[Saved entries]
::::::::::

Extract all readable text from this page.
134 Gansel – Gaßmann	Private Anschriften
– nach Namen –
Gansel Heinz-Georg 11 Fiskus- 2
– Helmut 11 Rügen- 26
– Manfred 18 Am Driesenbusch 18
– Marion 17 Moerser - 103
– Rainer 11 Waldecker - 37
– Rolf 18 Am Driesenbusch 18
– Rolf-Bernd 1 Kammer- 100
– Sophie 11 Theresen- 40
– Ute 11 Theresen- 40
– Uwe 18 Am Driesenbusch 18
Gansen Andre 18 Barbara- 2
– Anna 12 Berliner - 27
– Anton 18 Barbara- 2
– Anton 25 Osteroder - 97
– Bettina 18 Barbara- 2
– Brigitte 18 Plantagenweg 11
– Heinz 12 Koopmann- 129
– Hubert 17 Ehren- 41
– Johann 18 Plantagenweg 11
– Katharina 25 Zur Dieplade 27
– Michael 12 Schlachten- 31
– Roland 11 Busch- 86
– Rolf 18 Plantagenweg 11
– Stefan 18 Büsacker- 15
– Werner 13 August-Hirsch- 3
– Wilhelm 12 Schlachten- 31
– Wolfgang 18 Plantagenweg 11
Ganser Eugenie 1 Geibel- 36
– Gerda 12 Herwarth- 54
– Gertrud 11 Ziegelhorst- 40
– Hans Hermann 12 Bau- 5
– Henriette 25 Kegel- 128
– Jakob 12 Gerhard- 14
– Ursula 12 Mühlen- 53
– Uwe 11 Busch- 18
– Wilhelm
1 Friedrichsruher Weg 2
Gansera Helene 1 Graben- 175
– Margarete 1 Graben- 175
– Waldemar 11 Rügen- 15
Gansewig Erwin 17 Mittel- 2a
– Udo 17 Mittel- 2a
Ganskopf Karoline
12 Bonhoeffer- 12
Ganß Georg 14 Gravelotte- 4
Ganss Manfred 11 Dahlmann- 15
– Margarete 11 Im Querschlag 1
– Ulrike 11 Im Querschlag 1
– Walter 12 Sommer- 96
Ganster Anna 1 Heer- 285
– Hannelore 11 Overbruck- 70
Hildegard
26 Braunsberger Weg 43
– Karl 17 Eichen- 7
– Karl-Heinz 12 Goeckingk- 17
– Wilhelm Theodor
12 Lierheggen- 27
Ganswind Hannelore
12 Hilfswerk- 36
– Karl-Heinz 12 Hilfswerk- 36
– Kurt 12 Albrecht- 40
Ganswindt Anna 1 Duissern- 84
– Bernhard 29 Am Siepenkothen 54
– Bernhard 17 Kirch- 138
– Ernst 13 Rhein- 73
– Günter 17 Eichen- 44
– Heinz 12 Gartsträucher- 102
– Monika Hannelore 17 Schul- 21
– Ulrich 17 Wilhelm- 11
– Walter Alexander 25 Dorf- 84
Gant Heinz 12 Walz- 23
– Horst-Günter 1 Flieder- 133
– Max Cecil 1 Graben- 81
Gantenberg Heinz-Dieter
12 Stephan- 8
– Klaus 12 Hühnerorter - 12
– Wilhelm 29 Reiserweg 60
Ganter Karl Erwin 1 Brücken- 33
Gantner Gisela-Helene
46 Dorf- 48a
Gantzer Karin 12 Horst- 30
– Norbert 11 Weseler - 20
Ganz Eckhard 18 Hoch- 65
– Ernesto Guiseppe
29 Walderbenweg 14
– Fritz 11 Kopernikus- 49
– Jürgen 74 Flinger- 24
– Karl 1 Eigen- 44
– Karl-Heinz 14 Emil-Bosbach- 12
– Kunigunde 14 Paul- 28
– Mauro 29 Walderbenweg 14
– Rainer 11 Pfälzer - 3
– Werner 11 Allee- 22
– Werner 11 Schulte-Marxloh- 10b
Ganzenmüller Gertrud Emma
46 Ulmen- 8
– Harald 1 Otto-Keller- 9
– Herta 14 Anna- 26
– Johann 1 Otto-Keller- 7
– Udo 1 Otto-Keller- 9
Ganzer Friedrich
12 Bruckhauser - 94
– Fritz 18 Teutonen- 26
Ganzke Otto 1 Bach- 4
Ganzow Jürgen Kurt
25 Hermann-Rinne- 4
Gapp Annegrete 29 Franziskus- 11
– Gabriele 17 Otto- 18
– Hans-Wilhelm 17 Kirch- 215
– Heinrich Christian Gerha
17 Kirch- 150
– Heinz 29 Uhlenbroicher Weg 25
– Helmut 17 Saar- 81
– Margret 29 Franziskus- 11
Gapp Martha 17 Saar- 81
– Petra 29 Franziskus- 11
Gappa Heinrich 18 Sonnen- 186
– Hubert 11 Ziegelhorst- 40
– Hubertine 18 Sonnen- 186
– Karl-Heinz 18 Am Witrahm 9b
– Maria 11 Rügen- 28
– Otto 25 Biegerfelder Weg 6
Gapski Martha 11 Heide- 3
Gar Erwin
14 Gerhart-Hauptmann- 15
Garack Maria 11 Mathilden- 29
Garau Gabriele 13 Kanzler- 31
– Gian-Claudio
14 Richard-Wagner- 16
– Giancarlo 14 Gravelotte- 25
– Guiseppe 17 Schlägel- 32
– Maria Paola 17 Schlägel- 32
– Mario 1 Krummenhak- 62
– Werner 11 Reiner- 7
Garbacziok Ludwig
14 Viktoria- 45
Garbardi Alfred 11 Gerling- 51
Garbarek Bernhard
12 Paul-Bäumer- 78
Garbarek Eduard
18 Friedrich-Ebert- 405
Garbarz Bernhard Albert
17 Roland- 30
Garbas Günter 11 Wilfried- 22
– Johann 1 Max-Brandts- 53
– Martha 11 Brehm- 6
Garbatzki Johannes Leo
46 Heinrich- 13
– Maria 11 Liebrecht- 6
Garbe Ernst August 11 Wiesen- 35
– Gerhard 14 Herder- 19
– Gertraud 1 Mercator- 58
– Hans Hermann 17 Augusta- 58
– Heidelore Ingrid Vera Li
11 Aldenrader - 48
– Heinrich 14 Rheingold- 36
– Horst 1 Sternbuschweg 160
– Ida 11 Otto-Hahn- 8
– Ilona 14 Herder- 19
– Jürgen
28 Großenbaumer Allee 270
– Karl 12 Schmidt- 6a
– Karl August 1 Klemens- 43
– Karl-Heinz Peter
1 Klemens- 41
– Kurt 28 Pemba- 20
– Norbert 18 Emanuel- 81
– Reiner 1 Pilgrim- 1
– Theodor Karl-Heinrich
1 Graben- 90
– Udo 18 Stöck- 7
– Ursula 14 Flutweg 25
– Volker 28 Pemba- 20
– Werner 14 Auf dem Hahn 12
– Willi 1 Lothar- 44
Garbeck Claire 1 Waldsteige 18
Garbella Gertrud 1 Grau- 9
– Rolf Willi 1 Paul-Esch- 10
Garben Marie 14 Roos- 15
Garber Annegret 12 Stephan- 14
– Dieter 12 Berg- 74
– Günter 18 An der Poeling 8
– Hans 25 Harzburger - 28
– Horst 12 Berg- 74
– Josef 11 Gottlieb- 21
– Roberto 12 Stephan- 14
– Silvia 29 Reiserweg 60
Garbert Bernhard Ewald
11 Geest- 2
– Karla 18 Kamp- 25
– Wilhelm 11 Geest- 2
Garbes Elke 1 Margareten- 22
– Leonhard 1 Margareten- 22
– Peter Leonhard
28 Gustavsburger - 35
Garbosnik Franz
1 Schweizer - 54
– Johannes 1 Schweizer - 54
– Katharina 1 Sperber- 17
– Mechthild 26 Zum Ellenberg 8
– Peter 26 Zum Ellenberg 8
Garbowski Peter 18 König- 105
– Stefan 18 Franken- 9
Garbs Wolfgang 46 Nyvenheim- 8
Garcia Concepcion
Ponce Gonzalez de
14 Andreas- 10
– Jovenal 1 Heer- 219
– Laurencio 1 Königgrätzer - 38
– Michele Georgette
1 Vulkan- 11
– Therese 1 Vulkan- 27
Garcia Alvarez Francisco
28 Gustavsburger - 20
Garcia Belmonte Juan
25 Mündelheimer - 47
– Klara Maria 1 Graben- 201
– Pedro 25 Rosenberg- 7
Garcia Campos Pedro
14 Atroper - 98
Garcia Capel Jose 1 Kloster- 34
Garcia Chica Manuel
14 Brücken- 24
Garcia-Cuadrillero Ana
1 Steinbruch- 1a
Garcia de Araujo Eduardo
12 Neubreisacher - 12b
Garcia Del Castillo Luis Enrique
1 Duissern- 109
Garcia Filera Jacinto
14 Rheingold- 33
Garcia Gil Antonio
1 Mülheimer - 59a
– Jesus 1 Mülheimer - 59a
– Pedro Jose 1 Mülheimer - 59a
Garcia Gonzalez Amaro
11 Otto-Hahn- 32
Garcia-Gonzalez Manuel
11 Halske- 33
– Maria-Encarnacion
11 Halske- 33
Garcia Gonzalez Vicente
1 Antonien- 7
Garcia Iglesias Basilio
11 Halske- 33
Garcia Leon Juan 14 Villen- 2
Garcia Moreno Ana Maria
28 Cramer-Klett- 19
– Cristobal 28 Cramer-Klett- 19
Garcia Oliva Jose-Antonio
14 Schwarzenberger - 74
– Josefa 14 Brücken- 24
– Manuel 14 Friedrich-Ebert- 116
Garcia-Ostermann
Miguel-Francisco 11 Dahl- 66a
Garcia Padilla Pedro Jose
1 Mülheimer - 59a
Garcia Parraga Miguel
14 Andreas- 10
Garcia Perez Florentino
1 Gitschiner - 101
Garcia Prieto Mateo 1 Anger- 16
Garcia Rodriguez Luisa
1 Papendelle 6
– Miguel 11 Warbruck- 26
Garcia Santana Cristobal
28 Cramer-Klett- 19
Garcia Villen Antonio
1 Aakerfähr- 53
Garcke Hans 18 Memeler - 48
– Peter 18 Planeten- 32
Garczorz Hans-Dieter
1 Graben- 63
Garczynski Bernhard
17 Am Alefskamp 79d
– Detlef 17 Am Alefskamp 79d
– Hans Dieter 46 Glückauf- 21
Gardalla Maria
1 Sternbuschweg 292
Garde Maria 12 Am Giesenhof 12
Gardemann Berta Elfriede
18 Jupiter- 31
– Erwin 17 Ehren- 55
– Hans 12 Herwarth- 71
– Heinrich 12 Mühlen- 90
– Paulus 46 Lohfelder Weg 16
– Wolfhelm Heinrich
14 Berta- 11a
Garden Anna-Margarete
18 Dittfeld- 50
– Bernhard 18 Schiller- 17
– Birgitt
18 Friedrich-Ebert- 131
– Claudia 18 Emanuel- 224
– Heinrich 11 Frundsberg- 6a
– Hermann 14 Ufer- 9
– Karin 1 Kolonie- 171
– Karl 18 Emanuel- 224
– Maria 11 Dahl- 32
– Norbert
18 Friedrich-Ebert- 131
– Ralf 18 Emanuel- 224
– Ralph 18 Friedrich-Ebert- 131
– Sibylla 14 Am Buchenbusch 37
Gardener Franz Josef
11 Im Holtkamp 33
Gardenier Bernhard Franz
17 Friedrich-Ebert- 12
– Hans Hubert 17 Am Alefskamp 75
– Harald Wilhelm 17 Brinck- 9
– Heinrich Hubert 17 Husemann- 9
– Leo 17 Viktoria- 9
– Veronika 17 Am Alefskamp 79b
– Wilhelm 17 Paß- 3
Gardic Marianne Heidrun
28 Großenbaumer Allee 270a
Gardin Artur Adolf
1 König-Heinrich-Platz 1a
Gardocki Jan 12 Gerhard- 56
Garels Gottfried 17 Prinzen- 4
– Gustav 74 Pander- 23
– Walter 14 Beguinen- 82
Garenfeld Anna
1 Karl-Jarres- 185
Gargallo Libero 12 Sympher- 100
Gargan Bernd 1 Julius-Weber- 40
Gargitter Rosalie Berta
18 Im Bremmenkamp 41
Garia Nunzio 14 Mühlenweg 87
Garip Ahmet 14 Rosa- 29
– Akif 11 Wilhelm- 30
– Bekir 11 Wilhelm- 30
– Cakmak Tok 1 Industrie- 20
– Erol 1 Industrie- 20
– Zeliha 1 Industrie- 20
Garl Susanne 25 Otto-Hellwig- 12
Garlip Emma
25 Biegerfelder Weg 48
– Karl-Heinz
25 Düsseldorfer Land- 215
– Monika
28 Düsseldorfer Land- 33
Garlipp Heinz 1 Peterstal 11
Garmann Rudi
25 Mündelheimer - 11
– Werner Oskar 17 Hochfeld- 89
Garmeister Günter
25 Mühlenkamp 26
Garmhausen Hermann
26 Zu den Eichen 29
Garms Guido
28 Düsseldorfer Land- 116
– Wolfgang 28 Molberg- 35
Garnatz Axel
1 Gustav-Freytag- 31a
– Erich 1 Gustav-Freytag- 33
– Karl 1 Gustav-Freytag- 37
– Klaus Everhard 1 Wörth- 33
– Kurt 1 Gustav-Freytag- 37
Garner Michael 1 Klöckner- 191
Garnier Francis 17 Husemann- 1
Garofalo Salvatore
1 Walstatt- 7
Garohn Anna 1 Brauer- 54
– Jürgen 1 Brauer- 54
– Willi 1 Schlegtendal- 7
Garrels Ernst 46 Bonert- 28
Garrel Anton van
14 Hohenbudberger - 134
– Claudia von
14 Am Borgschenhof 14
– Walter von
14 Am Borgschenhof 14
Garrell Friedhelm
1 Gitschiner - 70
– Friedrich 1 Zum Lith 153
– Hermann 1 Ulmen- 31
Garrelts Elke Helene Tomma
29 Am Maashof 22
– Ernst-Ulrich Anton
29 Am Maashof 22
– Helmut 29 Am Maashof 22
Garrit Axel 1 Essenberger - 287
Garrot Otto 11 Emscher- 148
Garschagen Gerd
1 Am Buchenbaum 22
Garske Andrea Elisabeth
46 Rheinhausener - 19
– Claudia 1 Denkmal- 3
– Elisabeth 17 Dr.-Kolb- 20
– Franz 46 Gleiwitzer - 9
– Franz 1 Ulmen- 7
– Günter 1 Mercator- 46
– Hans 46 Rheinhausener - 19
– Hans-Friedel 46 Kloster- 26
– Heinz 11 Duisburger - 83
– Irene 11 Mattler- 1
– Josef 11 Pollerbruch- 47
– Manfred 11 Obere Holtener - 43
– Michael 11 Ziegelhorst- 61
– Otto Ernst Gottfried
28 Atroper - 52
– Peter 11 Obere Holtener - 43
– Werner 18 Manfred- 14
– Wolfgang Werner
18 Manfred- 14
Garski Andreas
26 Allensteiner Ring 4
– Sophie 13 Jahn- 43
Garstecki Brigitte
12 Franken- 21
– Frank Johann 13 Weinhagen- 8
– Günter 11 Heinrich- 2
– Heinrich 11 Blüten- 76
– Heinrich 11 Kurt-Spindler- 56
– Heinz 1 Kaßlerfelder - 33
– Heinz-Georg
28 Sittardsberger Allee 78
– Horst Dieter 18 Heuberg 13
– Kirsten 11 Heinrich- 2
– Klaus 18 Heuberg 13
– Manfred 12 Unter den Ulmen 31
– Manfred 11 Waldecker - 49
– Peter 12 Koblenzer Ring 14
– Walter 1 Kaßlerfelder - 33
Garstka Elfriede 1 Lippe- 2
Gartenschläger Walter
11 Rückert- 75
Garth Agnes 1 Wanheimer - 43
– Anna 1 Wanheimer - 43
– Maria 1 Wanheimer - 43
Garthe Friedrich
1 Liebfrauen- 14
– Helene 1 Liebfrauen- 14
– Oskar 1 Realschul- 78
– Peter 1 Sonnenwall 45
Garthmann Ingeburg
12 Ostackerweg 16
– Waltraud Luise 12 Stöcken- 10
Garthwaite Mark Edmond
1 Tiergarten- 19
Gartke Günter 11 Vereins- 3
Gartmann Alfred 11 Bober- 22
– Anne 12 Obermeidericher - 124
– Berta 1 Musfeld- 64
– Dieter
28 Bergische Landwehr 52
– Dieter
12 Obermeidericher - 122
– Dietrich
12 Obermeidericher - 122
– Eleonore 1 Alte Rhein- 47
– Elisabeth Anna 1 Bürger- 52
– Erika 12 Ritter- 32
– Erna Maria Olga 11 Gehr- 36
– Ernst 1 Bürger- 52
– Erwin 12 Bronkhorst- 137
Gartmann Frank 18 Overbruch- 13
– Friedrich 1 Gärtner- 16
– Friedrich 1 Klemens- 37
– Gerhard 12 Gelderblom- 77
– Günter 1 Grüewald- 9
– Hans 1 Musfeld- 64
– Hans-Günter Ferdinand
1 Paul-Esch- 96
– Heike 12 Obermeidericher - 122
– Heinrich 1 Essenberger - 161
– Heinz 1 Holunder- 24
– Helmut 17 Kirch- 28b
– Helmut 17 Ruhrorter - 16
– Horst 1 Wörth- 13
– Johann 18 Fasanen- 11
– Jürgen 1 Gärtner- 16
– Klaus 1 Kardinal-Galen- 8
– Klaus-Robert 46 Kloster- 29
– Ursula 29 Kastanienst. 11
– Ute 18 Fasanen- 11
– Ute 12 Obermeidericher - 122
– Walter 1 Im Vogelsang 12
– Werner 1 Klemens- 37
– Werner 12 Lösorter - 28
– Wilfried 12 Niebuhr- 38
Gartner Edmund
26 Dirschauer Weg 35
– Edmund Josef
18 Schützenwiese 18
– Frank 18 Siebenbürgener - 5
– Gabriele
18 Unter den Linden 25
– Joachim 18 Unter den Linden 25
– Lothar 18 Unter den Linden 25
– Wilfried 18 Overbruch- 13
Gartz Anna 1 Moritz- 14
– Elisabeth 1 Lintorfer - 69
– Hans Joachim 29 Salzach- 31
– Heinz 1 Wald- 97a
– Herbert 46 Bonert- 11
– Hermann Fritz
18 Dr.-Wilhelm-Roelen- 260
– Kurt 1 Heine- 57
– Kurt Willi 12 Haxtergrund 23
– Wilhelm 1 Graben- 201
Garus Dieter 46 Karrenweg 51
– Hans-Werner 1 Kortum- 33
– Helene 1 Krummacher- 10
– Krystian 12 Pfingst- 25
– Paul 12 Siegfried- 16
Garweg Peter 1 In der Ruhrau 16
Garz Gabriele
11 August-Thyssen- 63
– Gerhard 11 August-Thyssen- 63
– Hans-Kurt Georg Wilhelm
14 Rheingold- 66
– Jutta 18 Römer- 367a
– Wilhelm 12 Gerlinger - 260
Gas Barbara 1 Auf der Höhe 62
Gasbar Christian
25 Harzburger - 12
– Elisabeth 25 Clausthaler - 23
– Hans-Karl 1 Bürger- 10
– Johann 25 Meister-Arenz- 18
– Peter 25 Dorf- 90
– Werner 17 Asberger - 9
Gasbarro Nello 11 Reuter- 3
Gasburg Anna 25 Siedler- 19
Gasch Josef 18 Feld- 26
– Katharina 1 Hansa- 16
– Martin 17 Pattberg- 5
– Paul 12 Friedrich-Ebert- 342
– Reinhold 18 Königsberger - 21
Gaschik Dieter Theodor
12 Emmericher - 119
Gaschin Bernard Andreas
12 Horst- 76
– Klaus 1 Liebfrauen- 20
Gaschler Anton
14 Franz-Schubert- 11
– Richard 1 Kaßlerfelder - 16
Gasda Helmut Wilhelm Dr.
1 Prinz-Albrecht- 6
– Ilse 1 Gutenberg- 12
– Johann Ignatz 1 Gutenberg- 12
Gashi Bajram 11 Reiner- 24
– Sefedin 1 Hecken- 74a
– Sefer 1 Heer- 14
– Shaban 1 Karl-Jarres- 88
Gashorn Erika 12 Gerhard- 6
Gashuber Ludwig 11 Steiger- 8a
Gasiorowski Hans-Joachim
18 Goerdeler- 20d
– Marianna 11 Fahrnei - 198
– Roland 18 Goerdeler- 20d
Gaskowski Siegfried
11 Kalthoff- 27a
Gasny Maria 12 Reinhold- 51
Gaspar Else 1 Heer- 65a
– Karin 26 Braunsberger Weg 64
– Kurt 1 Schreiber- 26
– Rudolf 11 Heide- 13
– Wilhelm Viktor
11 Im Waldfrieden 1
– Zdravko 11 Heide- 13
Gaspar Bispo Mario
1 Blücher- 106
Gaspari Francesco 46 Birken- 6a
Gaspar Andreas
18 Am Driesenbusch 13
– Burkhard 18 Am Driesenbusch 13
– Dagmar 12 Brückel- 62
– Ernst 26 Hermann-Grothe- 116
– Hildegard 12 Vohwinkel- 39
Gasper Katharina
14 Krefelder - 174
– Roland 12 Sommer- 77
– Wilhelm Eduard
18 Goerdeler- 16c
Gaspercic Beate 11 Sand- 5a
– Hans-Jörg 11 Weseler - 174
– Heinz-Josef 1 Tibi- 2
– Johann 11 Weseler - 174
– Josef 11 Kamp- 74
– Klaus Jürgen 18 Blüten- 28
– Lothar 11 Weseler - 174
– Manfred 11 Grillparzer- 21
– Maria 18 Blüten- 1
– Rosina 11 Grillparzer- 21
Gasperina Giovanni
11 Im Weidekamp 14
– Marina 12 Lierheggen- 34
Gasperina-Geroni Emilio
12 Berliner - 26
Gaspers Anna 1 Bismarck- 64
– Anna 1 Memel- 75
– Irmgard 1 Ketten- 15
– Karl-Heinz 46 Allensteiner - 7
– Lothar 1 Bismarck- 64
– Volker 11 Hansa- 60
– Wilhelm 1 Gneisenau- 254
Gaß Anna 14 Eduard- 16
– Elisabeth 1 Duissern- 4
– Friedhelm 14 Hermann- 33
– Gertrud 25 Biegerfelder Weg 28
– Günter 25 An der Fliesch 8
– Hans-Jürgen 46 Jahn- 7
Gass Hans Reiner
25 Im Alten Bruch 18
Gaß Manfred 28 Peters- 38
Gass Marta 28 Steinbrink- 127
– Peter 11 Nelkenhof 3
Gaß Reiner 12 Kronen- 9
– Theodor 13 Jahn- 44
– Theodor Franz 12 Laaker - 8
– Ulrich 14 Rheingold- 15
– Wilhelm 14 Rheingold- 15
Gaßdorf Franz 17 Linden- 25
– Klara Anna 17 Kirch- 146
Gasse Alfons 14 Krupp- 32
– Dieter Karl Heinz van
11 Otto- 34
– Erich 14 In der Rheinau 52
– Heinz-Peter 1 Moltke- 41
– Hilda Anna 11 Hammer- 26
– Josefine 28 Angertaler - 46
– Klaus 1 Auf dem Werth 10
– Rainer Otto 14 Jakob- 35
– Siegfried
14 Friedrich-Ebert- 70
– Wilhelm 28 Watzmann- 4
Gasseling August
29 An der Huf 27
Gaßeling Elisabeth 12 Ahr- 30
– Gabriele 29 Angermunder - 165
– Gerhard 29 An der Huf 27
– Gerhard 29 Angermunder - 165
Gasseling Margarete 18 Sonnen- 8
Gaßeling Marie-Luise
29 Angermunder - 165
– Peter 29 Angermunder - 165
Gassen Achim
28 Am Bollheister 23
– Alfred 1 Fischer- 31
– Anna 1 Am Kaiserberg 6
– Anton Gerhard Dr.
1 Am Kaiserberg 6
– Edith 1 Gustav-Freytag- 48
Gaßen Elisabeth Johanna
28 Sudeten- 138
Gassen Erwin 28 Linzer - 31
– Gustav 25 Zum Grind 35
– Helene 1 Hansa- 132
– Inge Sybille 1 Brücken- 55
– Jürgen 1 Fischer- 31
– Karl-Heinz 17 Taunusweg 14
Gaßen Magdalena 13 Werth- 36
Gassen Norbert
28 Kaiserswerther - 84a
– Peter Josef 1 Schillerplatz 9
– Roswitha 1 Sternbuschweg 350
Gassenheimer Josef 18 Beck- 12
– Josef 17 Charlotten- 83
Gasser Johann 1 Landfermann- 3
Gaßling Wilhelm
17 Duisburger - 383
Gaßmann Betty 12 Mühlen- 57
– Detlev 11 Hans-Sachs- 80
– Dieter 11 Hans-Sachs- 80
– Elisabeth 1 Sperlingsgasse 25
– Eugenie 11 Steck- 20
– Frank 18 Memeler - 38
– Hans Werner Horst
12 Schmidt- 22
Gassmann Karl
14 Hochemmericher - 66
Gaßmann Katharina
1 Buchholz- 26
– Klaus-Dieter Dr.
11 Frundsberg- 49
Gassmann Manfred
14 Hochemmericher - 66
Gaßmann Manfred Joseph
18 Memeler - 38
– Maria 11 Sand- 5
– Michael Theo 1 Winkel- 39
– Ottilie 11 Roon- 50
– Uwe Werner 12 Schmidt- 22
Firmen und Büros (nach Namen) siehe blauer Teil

::::::::::

▶ Your instructions: Return, from the data, each line that has the word "Günter" in it.

▶ Response below:
– Günter 17 Eichen- 44
– Horst-Günter 1 Flieder- 133
Garbas Günter 11 Wilfried- 22
– Günter 18 An der Poeling 8
Garmeister Günter
– Günter 1 Mercator- 46
– Günter 11 Heinrich- 2
Gartke Günter 11 Vereins- 3
– Günter 1 Grüewald- 9
– Hans-Günter Ferdinand
– Günter 25 An der Fliesch 8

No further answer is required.